--- START MATERIAL TO PROCESS ---

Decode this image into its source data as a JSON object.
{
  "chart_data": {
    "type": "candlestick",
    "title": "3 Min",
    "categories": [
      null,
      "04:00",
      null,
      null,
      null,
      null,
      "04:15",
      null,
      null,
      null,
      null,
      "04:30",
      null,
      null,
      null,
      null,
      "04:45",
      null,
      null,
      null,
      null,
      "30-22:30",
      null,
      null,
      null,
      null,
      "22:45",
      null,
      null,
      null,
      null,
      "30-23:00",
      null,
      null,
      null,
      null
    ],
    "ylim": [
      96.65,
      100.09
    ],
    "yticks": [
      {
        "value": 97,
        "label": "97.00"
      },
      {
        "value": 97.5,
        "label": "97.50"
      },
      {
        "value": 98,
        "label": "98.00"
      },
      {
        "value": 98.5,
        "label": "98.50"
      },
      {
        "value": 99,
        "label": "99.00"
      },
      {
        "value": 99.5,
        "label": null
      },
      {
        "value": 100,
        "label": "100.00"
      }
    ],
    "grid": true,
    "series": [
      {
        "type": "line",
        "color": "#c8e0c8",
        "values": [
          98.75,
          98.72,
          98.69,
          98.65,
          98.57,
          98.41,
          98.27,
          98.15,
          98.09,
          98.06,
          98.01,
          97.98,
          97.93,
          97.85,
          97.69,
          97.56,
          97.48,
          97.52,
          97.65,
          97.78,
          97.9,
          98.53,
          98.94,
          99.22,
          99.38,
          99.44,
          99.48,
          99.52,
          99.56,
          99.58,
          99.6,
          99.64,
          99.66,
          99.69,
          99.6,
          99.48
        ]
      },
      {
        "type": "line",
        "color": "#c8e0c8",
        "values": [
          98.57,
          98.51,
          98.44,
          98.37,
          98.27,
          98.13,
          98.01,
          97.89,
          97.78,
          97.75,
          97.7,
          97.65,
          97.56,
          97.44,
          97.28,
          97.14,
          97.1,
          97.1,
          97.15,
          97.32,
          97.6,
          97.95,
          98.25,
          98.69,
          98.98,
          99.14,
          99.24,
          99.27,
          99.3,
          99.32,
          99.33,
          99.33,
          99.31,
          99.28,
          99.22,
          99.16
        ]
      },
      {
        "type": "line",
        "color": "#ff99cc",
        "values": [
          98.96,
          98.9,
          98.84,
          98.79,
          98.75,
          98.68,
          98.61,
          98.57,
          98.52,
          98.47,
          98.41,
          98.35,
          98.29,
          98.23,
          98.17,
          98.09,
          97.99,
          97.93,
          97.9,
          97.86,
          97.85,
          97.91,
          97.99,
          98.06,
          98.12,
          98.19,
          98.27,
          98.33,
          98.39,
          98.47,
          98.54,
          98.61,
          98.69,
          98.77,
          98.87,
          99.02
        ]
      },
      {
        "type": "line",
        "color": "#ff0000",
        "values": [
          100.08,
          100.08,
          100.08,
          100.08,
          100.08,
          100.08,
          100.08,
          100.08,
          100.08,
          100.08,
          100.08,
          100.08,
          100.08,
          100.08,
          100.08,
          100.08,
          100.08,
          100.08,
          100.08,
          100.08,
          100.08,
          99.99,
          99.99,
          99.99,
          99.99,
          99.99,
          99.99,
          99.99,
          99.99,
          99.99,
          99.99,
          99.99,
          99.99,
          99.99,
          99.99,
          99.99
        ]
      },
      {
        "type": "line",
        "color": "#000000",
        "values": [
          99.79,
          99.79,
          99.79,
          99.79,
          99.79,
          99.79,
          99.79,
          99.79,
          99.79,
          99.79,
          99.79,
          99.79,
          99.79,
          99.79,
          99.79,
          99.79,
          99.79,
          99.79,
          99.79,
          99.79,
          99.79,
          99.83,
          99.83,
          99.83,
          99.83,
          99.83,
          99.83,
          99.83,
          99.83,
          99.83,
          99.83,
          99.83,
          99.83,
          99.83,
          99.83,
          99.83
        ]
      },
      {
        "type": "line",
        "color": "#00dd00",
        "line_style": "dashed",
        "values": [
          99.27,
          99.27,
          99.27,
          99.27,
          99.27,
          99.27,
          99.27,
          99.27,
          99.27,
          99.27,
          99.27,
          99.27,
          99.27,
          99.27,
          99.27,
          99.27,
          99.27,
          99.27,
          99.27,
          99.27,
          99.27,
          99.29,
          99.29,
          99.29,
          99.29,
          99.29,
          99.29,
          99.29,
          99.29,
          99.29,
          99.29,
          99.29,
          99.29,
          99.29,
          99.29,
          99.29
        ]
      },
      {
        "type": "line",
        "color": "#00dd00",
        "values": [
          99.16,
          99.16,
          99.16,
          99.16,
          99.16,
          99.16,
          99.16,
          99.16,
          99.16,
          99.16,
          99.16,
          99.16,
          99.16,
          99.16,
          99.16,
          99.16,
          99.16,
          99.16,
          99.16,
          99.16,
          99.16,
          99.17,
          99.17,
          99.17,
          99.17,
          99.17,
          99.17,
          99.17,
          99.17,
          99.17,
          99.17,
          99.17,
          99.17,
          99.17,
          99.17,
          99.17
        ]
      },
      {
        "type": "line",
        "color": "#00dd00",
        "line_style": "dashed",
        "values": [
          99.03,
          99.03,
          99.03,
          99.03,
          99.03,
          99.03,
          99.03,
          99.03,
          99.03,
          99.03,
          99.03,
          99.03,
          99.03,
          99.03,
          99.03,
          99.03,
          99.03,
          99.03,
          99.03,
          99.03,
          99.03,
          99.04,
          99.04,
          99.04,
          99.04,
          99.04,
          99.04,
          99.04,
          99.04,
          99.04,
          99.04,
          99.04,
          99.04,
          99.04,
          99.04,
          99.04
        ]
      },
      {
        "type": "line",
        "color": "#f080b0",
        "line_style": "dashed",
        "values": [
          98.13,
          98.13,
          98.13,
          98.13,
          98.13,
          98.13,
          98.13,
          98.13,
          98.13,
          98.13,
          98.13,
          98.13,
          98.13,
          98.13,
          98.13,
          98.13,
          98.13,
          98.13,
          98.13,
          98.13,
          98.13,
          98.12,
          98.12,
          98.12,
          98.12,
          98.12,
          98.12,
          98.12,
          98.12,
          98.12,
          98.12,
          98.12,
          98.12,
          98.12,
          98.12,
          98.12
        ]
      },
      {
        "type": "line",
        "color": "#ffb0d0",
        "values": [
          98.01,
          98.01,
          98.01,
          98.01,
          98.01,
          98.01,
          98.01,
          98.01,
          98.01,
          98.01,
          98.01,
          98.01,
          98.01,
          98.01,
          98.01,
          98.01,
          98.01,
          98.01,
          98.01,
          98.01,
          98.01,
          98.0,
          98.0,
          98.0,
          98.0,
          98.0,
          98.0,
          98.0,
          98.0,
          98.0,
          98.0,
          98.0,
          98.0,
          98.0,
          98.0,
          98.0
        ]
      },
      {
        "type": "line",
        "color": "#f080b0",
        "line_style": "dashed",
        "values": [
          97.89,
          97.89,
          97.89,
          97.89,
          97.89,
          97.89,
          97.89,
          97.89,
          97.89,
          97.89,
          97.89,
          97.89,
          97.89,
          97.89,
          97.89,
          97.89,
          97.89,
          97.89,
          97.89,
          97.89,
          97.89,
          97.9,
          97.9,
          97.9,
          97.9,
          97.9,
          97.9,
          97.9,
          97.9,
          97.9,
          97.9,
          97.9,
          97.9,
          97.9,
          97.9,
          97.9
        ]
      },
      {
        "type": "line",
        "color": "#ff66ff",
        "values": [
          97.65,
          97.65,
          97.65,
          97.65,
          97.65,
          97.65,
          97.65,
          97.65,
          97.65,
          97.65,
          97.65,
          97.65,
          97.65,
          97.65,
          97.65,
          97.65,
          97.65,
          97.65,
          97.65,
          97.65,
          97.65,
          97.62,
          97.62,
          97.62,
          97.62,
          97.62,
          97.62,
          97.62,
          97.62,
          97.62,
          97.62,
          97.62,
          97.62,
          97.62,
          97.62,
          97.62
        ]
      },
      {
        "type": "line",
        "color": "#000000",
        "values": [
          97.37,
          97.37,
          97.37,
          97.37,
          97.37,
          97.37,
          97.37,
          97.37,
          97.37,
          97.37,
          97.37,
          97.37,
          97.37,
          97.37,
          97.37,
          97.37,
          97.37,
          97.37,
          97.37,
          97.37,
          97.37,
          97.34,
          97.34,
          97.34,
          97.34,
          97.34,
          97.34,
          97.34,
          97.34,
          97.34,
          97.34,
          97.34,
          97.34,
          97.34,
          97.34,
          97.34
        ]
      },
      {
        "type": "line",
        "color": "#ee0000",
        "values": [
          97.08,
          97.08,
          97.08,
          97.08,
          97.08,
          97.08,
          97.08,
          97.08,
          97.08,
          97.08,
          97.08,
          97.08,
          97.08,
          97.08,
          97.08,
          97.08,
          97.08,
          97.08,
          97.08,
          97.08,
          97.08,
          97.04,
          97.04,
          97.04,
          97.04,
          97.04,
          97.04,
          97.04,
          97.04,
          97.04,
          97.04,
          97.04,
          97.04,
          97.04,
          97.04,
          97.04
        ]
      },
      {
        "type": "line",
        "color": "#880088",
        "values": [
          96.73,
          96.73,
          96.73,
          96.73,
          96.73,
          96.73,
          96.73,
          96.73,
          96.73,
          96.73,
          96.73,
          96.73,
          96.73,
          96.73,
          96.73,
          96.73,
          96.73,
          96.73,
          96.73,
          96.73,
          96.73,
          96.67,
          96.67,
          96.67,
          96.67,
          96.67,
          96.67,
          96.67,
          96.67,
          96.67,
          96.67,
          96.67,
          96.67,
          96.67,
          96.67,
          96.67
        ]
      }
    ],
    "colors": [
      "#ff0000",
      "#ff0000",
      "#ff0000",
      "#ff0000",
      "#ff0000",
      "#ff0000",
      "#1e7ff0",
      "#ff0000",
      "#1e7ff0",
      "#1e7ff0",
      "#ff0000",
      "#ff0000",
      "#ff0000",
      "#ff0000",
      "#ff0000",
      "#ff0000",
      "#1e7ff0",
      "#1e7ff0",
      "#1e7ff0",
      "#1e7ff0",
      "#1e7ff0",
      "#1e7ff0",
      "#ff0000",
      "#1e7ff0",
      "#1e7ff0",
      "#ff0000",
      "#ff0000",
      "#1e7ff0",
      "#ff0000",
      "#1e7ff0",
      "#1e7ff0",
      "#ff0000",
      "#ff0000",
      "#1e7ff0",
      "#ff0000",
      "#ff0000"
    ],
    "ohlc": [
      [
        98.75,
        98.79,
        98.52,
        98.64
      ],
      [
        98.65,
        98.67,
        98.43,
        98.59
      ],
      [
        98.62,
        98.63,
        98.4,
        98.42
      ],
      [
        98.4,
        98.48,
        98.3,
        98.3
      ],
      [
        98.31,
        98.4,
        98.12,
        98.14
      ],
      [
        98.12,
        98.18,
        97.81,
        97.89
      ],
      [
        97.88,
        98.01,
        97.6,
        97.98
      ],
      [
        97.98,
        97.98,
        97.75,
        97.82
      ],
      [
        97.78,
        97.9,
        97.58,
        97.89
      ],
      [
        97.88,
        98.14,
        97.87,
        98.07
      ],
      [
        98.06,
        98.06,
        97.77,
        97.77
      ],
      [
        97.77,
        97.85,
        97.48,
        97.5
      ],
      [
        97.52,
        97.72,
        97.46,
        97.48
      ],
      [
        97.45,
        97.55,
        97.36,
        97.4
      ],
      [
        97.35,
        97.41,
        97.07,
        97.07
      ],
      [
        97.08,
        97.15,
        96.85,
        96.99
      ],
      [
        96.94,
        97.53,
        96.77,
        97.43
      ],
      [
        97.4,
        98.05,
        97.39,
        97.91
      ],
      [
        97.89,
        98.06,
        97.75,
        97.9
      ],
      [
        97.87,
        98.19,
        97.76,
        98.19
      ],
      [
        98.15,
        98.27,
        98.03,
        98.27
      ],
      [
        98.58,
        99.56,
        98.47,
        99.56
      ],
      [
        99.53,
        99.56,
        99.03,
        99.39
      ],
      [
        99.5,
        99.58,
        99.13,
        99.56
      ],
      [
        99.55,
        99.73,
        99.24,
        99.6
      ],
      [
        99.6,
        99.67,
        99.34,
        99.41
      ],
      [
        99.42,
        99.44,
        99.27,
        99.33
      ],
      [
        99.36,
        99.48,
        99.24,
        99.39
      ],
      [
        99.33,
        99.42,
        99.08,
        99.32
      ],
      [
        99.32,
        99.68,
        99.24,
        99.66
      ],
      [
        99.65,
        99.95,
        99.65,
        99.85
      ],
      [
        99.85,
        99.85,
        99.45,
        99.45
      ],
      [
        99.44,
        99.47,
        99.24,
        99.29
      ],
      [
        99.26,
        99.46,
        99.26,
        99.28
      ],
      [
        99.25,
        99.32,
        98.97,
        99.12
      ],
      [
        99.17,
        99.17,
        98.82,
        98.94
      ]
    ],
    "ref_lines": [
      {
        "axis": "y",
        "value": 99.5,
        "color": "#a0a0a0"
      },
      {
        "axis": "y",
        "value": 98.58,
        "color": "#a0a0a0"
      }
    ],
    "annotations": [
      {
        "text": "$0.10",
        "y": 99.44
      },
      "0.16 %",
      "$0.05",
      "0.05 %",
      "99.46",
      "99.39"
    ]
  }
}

--- END MATERIAL TO PROCESS ---

Of all the lines in the listing above, how many contain the word "label"? Answer with the number alone.

7